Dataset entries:
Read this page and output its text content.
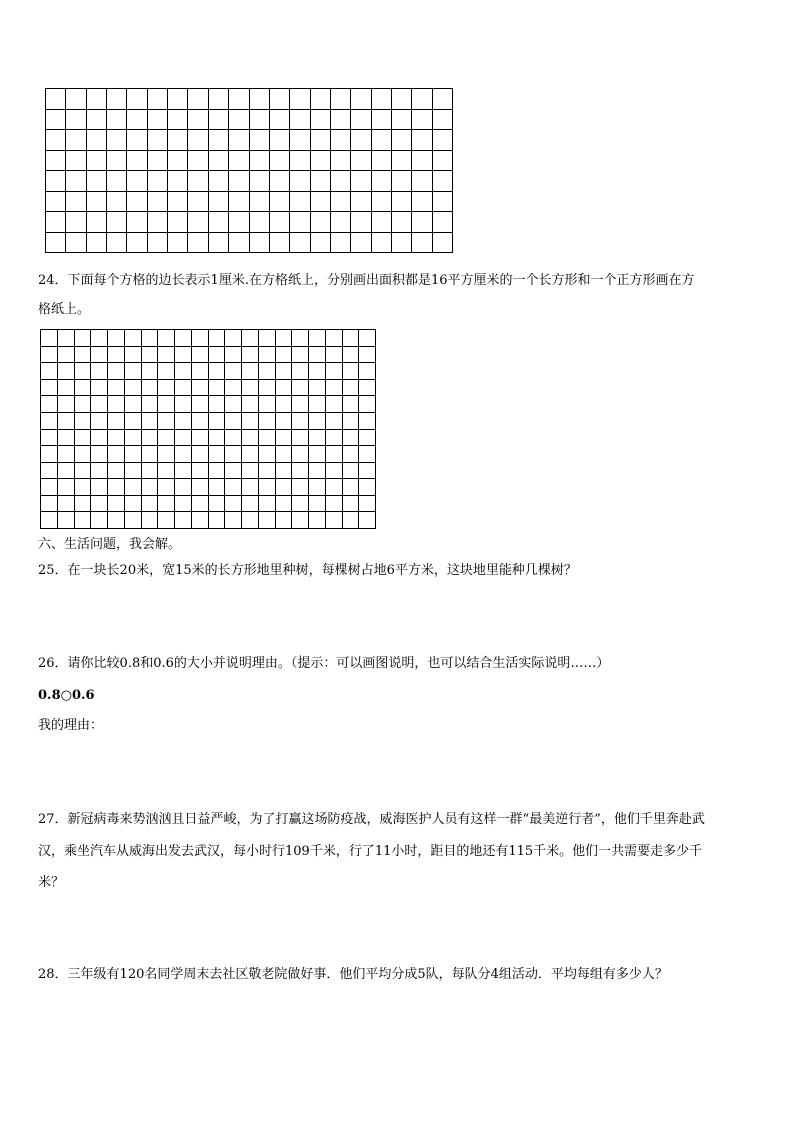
24．下面每个方格的边长表示1厘米.在方格纸上，分别画出面积都是16平方厘米的一个长方形和一个正方形画在方
格纸上。
六、生活问题，我会解。
25．在一块长20米，宽15米的长方形地里种树，每棵树占地6平方米，这块地里能种几棵树？
26．请你比较0.8和0.6的大小并说明理由。（提示：可以画图说明，也可以结合生活实际说明……）
0.8○0.6
我的理由：
27．新冠病毒来势汹汹且日益严峻，为了打赢这场防疫战，威海医护人员有这样一群“最美逆行者”，他们千里奔赴武
汉，乘坐汽车从威海出发去武汉，每小时行109千米，行了11小时，距目的地还有115千米。他们一共需要走多少千
米？
28．三年级有120名同学周末去社区敬老院做好事．他们平均分成5队，每队分4组活动．平均每组有多少人？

* [STATED EXERCISE]:
Output a faithful copy of the data, with each picture left out.

* [REPLY]:
Read this page and output its text content.
24．下面每个方格的边长表示1厘米.在方格纸上，分别画出面积都是16平方厘米的一个长方形和一个正方形画在方
格纸上。
六、生活问题，我会解。
25．在一块长20米，宽15米的长方形地里种树，每棵树占地6平方米，这块地里能种几棵树？
26．请你比较0.8和0.6的大小并说明理由。（提示：可以画图说明，也可以结合生活实际说明……）
0.8○0.6
我的理由：
27．新冠病毒来势汹汹且日益严峻，为了打赢这场防疫战，威海医护人员有这样一群“最美逆行者”，他们千里奔赴武
汉，乘坐汽车从威海出发去武汉，每小时行109千米，行了11小时，距目的地还有115千米。他们一共需要走多少千
米？
28．三年级有120名同学周末去社区敬老院做好事．他们平均分成5队，每队分4组活动．平均每组有多少人？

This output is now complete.